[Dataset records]
-----
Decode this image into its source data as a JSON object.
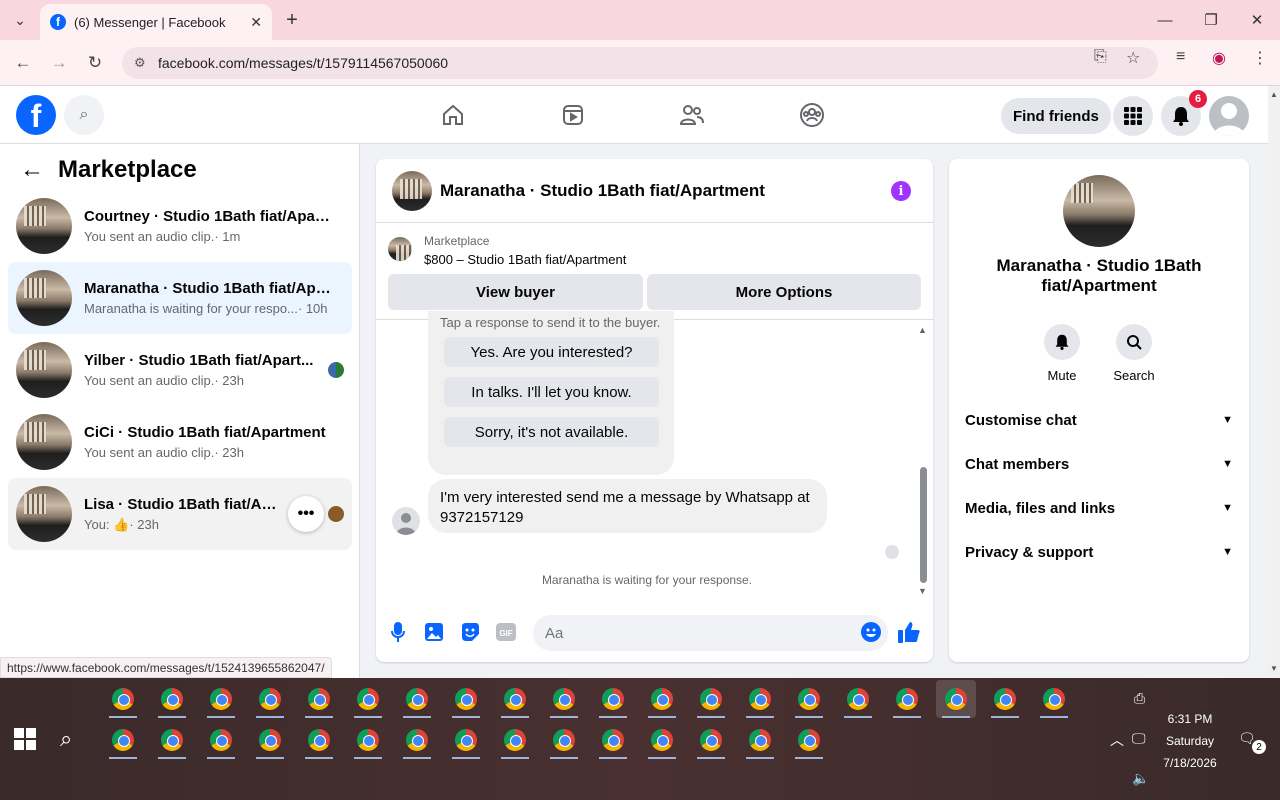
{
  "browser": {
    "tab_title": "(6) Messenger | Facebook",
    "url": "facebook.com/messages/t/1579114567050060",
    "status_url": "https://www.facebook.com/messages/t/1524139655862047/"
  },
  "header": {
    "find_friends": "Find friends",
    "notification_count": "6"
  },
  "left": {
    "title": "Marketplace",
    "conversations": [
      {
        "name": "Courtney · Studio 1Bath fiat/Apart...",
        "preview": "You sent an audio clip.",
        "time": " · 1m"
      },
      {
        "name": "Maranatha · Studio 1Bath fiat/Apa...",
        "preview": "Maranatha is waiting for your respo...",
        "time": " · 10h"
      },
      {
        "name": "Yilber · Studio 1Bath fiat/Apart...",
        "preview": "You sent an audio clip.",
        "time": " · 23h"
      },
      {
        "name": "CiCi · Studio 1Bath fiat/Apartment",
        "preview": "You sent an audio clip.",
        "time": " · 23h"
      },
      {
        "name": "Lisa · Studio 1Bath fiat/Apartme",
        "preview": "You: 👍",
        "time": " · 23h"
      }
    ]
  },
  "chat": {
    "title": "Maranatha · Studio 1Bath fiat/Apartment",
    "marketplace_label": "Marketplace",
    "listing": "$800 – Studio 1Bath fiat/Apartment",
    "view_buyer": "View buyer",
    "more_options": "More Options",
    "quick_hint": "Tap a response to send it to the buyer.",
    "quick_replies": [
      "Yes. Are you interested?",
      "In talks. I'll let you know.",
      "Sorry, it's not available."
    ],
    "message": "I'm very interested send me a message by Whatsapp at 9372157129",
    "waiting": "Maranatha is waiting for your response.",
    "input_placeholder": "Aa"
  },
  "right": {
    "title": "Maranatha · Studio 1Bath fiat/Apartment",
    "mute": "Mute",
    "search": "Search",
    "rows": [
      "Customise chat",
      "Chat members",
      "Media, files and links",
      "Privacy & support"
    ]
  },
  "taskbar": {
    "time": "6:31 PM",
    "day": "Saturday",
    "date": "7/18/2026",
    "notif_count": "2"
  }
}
-----
### [STATED PROBLEM]
Tally up the lines holding the string "Studio" in this listing, and report the total alone.

### [THE SOLUTION]
8